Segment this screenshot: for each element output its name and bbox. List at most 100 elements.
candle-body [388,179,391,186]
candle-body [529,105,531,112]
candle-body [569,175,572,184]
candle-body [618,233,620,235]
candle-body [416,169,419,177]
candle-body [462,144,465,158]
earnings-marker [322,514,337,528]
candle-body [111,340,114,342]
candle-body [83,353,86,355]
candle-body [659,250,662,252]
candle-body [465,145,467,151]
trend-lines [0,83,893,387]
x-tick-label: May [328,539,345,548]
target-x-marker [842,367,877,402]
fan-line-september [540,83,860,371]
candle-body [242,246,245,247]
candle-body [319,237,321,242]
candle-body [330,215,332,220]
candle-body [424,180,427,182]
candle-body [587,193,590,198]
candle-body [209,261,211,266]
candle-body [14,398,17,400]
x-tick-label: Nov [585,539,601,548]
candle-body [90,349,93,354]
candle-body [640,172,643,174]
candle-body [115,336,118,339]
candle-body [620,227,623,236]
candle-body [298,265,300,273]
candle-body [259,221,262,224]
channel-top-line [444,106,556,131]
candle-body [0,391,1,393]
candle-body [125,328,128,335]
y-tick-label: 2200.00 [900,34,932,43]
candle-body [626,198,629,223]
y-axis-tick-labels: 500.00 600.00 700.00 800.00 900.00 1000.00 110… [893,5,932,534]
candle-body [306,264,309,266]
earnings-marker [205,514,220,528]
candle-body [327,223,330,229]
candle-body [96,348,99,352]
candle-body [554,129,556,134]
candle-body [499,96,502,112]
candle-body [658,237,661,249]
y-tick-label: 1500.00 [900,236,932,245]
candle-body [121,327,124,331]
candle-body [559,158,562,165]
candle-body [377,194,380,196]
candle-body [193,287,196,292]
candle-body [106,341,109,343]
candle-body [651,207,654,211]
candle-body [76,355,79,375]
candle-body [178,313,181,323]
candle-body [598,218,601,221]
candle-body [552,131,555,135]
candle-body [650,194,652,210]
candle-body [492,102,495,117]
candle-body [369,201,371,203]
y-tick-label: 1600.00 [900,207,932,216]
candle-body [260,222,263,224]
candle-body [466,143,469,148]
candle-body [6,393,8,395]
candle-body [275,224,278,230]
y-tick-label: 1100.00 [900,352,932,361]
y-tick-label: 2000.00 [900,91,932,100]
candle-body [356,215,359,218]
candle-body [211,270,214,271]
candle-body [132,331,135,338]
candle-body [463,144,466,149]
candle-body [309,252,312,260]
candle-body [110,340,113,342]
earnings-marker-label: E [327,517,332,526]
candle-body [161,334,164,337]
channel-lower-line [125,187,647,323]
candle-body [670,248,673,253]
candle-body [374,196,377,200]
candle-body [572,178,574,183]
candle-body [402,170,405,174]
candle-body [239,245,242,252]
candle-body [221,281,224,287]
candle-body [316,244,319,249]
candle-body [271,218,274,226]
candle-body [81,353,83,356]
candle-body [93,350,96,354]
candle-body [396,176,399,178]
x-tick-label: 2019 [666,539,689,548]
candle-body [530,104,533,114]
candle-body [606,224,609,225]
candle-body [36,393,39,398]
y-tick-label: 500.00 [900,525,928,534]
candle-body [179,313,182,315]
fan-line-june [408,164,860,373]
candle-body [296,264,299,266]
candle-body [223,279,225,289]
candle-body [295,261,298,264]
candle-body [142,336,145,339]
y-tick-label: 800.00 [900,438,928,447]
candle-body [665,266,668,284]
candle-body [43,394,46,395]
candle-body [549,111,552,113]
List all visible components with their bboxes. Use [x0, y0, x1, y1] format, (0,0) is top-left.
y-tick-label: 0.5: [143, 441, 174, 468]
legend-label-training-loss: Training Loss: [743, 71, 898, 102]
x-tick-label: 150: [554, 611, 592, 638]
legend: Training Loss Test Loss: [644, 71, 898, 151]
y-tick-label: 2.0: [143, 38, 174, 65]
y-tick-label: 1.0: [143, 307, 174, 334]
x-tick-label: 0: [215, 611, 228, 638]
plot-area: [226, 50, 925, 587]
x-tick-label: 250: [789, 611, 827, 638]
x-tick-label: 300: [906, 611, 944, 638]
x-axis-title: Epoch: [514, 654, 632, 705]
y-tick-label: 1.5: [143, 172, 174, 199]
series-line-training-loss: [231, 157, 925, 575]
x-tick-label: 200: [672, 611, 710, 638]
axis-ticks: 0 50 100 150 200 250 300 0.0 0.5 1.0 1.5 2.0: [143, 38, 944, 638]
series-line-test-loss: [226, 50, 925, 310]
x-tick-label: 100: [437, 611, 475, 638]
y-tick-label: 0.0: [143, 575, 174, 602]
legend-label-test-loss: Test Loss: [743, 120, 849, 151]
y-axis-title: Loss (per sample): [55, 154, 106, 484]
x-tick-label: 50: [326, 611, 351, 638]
---
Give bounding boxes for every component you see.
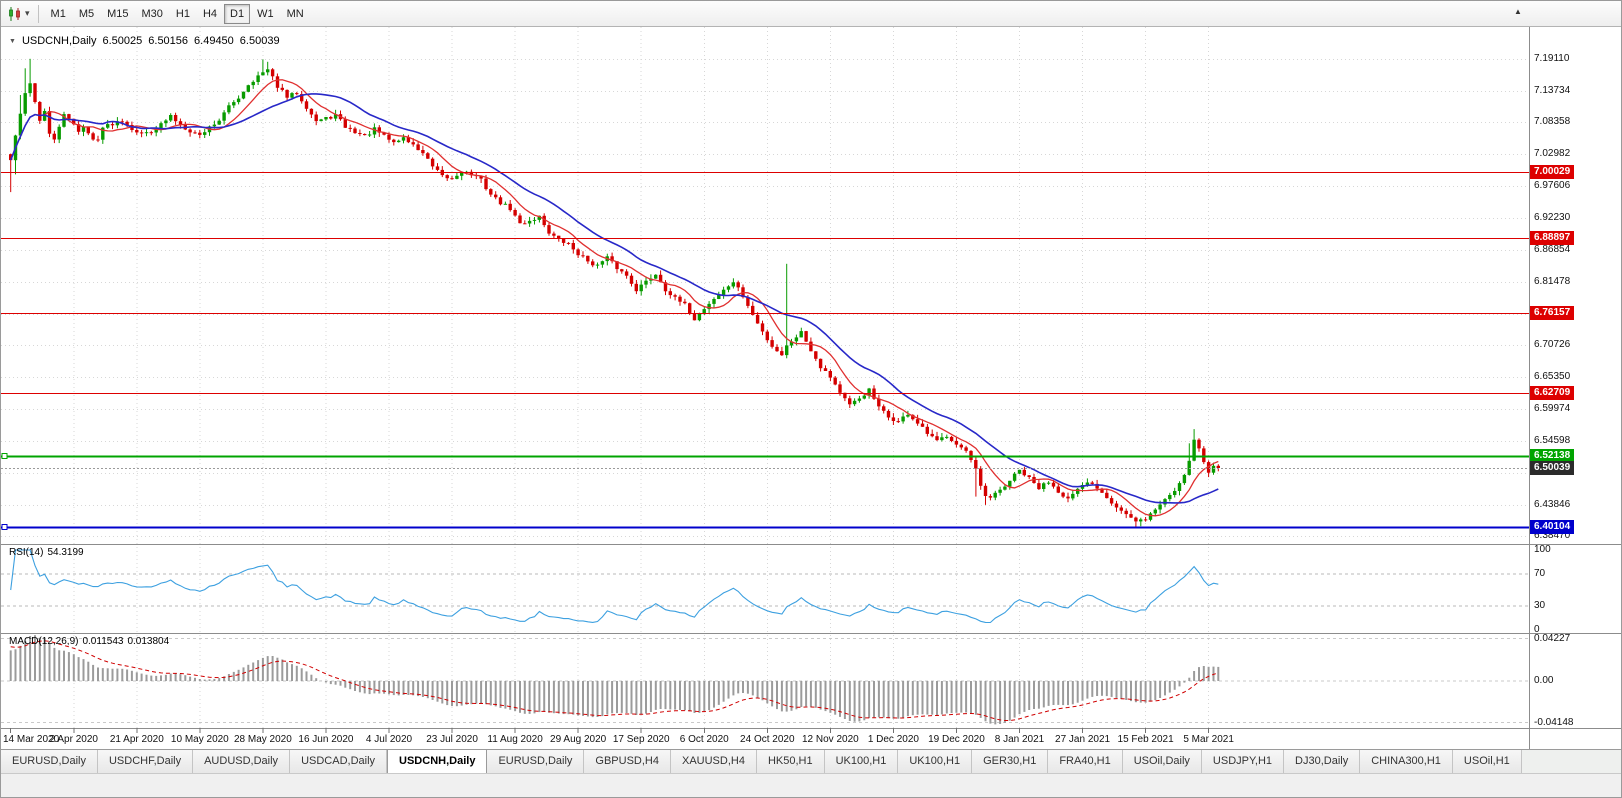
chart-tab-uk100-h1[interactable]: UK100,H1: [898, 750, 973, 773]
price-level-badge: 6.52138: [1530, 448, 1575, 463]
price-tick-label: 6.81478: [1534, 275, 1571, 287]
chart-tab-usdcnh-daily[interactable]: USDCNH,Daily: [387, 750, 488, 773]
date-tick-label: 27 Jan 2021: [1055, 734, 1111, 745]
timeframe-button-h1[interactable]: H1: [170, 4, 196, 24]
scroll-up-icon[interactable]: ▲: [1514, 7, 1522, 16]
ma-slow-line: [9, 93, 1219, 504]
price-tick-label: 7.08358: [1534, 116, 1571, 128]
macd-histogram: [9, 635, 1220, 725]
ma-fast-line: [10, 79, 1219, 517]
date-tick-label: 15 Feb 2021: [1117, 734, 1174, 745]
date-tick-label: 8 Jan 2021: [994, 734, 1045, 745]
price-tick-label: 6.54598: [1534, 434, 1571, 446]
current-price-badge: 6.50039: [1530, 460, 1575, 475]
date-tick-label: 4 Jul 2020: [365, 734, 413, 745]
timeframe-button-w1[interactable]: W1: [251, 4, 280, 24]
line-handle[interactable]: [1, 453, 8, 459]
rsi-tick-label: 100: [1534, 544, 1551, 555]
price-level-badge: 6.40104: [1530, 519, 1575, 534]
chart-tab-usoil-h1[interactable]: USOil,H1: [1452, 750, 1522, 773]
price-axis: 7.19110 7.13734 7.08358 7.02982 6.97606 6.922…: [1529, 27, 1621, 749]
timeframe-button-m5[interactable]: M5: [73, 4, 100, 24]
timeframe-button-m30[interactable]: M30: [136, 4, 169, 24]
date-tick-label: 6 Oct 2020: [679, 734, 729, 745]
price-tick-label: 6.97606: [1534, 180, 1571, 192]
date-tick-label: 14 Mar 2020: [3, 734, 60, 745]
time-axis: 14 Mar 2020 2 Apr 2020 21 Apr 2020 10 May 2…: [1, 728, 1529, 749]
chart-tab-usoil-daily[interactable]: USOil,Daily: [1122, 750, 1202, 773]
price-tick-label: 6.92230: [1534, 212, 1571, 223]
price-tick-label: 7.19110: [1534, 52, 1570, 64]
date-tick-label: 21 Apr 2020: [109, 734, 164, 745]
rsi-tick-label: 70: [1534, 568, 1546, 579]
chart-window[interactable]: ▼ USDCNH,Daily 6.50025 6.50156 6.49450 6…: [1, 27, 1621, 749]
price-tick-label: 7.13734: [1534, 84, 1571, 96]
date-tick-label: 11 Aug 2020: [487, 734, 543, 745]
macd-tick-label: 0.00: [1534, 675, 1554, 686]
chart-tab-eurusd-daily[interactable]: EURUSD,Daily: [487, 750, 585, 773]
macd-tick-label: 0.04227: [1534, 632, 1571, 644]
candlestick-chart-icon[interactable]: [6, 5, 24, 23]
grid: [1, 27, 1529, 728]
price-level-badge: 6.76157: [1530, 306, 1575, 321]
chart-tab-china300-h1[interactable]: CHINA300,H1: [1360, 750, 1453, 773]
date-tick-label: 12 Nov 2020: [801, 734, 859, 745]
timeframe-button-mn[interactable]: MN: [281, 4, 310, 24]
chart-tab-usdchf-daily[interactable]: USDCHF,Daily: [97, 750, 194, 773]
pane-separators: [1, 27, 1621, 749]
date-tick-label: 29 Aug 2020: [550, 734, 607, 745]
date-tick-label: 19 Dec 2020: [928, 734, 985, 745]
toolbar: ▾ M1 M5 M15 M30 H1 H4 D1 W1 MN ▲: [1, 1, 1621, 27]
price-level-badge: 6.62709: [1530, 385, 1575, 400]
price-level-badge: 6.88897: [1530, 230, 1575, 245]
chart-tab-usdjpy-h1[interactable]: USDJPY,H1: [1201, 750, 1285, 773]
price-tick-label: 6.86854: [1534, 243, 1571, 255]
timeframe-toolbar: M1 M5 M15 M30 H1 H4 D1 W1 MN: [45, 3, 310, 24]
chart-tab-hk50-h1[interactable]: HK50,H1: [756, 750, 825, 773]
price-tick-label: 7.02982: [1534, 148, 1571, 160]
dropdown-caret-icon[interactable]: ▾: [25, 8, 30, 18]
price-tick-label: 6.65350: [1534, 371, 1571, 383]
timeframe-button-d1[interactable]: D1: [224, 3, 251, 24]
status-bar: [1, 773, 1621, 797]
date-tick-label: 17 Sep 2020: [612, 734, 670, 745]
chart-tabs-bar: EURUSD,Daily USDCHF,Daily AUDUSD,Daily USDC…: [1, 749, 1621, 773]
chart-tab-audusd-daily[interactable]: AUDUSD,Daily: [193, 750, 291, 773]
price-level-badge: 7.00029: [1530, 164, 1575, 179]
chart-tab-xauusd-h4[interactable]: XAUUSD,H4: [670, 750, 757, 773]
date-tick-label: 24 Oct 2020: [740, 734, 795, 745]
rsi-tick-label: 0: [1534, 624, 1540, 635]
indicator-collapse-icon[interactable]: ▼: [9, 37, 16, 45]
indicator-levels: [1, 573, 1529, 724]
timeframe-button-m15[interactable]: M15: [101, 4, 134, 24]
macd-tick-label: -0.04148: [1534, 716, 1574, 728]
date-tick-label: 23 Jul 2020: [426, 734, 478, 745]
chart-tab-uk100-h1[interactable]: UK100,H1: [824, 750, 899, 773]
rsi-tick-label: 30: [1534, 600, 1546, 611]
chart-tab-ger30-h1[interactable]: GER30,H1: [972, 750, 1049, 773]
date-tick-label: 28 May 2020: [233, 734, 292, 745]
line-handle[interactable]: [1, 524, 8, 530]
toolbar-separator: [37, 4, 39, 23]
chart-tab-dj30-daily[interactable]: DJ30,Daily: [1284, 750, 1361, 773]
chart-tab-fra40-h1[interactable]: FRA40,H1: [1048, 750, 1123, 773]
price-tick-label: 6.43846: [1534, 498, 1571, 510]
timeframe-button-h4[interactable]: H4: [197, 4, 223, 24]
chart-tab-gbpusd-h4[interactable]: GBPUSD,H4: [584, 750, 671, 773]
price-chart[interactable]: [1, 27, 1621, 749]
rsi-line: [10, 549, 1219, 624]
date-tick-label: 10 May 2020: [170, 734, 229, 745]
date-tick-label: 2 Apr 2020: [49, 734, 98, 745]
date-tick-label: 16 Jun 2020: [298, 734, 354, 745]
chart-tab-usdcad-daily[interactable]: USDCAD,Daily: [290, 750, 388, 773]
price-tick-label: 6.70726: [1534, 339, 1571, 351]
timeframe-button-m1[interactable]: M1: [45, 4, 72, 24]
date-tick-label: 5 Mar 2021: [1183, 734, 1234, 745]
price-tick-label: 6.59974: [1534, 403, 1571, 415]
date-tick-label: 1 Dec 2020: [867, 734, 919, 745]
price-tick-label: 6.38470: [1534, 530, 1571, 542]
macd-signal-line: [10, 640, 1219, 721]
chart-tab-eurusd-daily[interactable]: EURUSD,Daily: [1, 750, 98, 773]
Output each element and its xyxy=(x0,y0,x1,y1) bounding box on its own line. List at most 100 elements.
--
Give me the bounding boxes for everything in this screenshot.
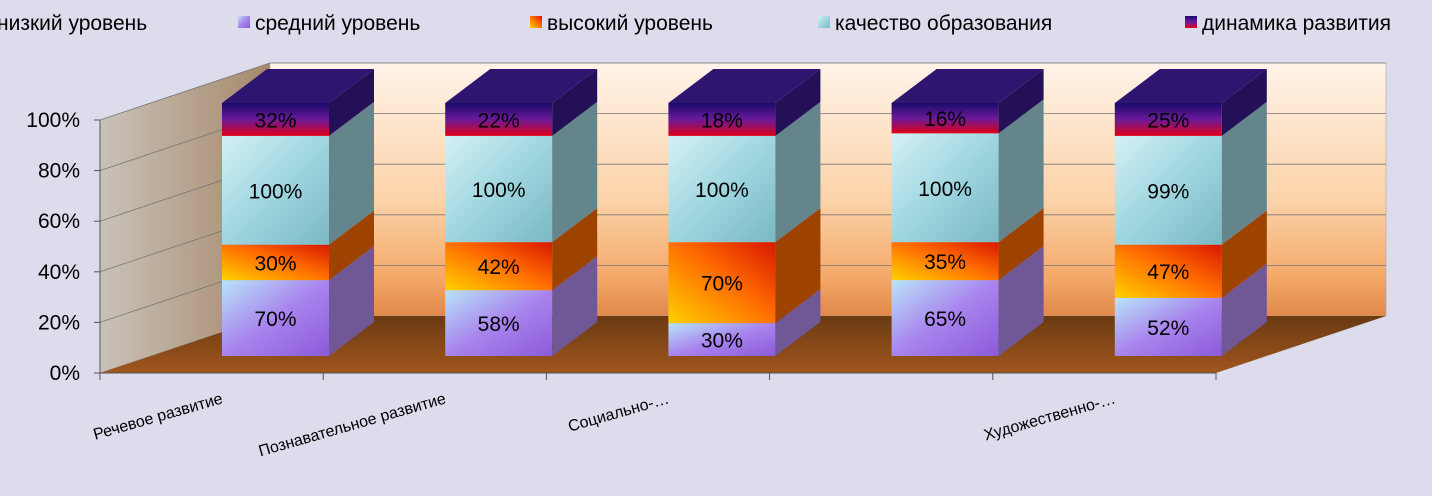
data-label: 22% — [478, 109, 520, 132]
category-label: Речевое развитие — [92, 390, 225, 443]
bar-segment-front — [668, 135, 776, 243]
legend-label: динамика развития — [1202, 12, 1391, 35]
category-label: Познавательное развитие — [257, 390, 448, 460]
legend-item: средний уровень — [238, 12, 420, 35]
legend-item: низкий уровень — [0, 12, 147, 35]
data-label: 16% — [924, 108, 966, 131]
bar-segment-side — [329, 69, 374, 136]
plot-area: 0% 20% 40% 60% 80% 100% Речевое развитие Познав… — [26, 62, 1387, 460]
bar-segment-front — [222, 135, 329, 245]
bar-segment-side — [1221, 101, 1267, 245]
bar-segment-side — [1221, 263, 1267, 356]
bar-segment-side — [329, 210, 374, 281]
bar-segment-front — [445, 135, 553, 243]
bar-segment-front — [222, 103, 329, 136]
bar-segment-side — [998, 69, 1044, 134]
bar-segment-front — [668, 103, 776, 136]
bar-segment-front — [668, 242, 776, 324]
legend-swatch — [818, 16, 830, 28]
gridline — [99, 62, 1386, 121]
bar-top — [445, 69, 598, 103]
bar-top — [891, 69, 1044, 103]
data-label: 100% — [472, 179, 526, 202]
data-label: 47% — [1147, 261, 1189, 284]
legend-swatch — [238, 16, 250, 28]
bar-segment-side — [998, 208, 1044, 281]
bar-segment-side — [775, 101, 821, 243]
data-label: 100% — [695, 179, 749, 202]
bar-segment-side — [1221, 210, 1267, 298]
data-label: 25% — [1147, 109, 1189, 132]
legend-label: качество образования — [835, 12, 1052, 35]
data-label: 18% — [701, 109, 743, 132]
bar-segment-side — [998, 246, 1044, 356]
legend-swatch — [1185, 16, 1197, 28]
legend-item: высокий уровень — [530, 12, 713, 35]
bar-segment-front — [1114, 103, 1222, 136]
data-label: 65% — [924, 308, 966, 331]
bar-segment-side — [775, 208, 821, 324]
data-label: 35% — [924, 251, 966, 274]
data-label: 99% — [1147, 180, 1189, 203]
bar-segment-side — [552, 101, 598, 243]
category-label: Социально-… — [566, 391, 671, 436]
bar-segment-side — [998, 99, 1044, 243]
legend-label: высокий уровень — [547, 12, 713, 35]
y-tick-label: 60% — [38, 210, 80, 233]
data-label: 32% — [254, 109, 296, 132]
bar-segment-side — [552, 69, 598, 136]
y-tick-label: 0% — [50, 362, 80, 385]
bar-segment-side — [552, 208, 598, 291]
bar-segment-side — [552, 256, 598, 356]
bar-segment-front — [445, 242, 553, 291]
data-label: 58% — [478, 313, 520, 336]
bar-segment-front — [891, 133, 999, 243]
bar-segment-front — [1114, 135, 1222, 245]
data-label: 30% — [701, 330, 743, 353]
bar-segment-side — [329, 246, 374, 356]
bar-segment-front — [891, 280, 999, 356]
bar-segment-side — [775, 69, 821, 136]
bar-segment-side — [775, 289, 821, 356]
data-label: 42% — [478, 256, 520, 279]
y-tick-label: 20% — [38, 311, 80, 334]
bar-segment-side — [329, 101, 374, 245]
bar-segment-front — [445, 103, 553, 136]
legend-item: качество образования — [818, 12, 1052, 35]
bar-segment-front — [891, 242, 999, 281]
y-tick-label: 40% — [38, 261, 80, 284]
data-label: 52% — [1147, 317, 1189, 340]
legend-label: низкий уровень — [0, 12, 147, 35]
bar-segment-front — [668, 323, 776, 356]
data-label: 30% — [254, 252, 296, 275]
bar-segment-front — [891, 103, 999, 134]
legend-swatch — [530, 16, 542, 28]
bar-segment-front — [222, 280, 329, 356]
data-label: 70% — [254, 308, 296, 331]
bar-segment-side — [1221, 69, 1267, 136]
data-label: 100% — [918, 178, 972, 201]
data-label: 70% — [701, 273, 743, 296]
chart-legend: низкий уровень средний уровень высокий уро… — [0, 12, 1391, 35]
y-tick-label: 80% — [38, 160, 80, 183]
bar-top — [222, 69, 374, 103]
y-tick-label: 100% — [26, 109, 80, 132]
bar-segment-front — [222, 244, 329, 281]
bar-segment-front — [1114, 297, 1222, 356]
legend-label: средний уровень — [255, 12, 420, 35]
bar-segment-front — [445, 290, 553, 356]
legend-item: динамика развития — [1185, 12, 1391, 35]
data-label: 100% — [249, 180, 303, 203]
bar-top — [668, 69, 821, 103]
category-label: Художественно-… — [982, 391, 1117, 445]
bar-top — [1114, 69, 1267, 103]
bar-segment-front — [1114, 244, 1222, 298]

## SET TASK
Transcribe the lines exactly, starting with the line containing "Segment this screenshot: for" and ending with the line containing "x-tick-label: Nov [585,539,601,548]", both included.

## THE COMPLETED TASK
Segment this screenshot: for each element output its name and bbox. List at most 100 elements.
candle-body [388,179,391,186]
candle-body [529,105,531,112]
candle-body [569,175,572,184]
candle-body [618,233,620,235]
candle-body [416,169,419,177]
candle-body [462,144,465,158]
earnings-marker [322,514,337,528]
candle-body [111,340,114,342]
candle-body [83,353,86,355]
candle-body [659,250,662,252]
candle-body [465,145,467,151]
trend-lines [0,83,893,387]
x-tick-label: May [328,539,345,548]
target-x-marker [842,367,877,402]
fan-line-september [540,83,860,371]
candle-body [242,246,245,247]
candle-body [319,237,321,242]
candle-body [330,215,332,220]
candle-body [424,180,427,182]
candle-body [587,193,590,198]
candle-body [209,261,211,266]
candle-body [14,398,17,400]
x-tick-label: Nov [585,539,601,548]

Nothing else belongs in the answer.